[Input data]
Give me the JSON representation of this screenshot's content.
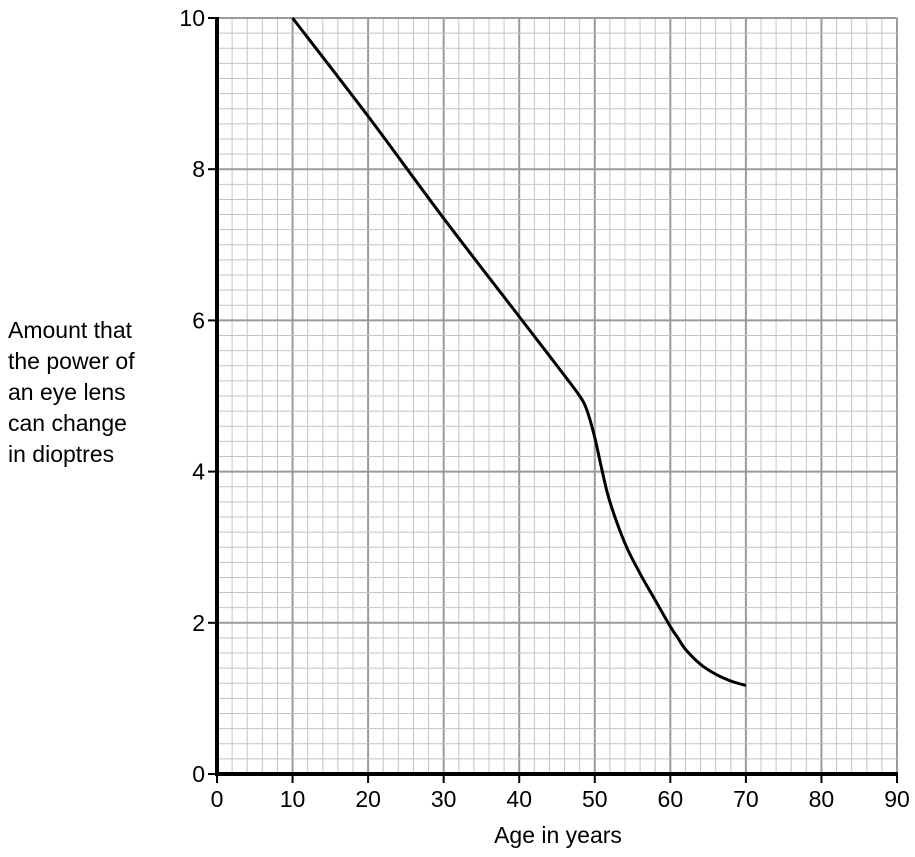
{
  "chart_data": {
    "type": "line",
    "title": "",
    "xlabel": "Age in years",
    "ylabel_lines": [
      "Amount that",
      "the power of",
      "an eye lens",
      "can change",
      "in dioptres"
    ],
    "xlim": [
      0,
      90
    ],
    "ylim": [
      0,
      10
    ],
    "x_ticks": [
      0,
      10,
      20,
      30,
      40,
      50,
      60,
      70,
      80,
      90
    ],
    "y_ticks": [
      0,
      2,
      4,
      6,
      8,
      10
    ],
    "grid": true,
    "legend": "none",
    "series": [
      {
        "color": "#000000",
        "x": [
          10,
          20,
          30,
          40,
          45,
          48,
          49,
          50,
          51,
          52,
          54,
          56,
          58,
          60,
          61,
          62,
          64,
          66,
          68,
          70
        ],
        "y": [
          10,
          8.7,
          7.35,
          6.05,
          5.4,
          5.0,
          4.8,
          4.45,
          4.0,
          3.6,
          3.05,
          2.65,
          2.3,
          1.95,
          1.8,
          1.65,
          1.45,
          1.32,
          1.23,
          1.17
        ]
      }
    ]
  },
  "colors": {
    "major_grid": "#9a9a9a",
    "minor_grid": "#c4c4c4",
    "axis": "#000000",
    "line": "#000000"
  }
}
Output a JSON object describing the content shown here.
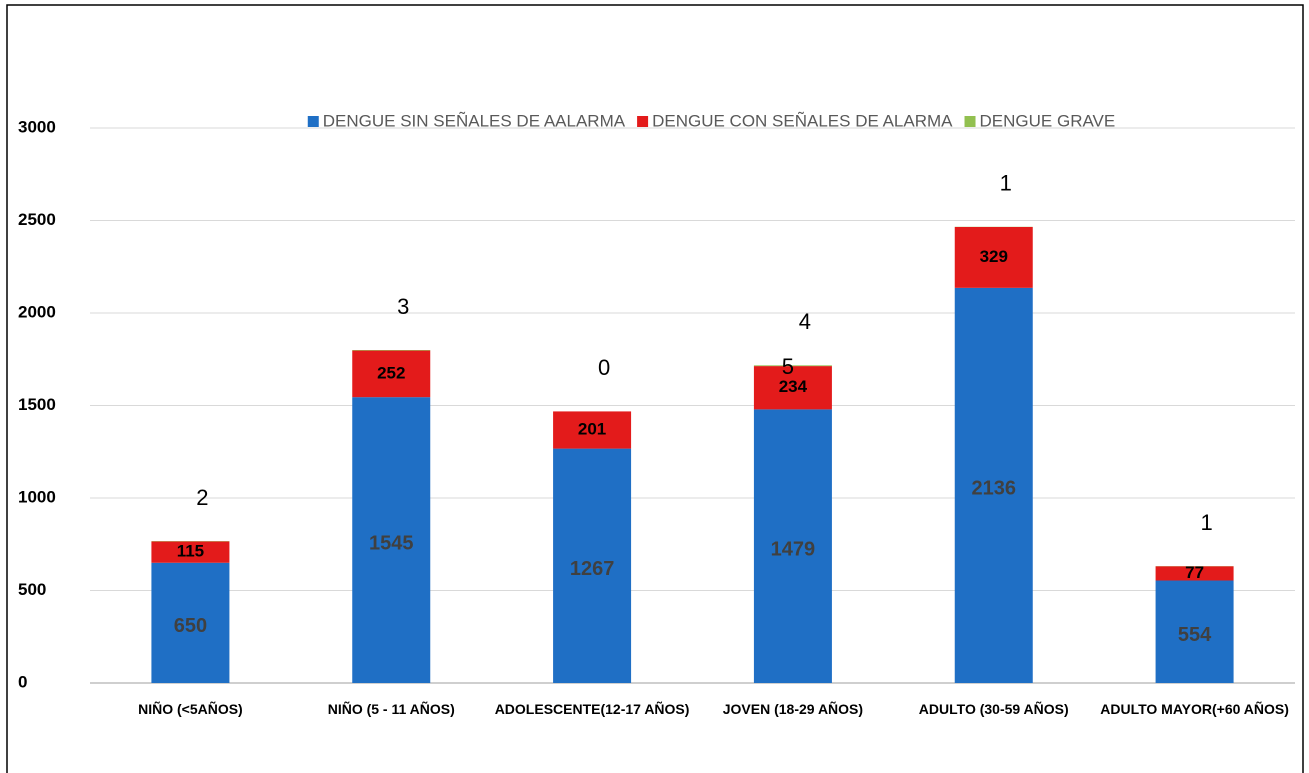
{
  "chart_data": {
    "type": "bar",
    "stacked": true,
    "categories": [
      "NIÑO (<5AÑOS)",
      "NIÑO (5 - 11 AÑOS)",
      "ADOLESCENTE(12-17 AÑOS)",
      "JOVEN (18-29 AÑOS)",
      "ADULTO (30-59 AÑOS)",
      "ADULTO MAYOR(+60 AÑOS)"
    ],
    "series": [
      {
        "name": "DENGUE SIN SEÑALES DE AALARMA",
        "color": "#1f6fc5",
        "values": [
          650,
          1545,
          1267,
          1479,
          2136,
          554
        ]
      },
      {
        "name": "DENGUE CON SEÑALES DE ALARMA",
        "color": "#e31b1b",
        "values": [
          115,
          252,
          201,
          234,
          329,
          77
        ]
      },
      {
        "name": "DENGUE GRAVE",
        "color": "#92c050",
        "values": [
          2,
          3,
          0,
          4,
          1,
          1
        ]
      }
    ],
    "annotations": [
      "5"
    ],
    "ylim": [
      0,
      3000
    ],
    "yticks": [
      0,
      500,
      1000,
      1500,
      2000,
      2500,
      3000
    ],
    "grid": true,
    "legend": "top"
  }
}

--

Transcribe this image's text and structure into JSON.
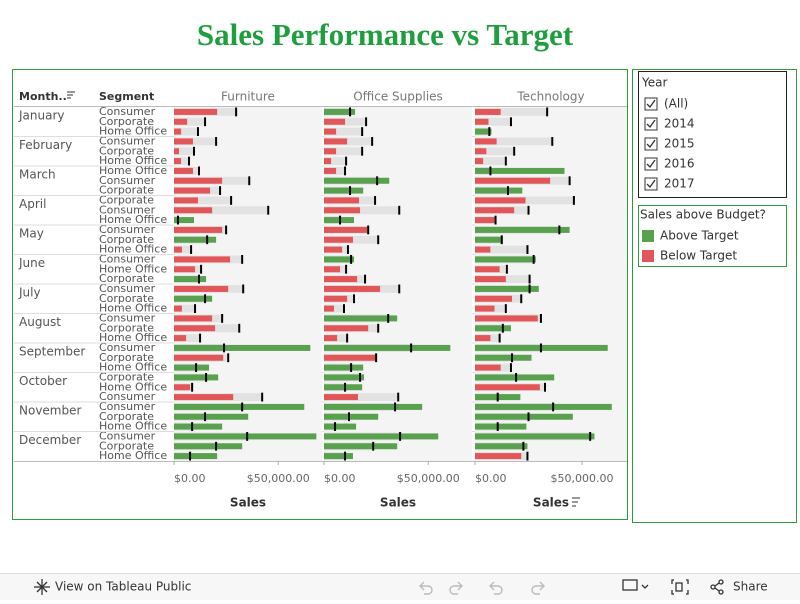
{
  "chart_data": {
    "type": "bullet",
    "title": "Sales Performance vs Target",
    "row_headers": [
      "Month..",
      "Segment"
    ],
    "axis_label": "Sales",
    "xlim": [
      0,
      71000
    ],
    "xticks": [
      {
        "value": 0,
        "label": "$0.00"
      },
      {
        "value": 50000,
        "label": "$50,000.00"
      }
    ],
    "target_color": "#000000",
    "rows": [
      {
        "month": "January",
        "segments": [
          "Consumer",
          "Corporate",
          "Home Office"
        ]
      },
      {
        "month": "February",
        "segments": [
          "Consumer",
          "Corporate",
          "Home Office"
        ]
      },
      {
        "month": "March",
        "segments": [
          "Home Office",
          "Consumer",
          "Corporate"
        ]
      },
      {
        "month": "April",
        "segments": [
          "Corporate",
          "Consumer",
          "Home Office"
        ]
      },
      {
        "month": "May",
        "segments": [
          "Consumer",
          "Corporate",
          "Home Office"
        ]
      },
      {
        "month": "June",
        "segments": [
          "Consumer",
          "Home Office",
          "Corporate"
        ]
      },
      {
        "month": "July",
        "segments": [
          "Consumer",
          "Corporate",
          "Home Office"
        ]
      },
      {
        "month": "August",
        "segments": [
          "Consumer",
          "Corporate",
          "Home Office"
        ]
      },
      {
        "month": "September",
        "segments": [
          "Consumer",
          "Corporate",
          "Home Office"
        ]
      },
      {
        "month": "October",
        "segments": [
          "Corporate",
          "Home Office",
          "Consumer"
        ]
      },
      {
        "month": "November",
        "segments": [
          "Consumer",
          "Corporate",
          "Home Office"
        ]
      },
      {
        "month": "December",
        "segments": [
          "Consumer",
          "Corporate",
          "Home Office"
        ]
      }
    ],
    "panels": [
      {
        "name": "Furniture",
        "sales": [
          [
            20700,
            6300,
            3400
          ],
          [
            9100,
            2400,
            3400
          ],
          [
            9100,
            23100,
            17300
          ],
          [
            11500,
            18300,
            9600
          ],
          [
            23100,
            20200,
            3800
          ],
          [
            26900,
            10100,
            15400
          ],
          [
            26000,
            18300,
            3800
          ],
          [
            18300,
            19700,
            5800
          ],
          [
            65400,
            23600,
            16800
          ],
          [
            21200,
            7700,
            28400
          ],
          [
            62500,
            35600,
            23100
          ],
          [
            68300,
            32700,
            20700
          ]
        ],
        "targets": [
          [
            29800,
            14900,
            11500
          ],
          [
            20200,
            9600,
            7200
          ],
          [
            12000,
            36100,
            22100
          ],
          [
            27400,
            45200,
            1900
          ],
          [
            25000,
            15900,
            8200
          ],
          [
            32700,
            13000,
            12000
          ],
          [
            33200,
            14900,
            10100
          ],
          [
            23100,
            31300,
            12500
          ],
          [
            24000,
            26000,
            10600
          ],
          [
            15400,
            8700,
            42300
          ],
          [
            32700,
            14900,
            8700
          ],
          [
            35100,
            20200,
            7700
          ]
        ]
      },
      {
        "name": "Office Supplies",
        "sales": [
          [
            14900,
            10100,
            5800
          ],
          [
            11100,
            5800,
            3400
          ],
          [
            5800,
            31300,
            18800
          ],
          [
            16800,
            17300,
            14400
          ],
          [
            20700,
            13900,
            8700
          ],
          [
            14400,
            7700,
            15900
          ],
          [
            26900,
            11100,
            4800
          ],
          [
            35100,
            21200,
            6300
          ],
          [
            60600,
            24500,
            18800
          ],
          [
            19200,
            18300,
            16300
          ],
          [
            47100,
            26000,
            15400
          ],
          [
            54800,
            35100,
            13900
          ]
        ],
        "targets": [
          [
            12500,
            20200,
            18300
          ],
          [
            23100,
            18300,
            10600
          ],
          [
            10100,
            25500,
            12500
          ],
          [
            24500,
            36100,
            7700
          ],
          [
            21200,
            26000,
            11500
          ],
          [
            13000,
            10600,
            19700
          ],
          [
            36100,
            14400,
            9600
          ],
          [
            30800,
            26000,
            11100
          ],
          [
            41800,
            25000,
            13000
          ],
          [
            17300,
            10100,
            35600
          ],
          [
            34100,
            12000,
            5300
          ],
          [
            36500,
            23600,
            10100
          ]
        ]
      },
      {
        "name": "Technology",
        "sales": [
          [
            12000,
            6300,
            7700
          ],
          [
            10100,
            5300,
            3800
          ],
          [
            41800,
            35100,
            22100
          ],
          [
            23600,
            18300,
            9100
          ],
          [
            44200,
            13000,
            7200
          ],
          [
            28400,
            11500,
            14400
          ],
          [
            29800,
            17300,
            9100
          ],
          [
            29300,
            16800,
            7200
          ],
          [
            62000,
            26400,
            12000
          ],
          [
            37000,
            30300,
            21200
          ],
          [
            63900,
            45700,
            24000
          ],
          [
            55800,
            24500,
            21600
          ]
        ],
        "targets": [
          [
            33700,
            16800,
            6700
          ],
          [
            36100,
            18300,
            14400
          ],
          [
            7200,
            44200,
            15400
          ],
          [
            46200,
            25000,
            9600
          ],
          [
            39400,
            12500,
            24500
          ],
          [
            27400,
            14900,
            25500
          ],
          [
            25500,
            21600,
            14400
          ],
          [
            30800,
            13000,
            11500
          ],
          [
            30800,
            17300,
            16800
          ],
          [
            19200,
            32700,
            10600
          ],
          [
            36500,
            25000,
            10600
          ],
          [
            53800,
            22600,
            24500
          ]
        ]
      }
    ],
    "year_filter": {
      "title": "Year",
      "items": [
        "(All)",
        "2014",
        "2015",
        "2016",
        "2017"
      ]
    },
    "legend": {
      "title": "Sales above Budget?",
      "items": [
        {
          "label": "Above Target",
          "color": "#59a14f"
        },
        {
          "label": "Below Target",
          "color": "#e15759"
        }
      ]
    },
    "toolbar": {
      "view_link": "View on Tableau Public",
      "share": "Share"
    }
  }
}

[Instructions for the task]
Locate each line with the word "name" and copy it.

[Response below]
        "name": "DENGUE SIN SEÑALES DE AALARMA",
        "name": "DENGUE CON SEÑALES DE ALARMA",
        "name": "DENGUE GRAVE",
        "name": "Furniture",
        "name": "Office Supplies",
        "name": "Technology",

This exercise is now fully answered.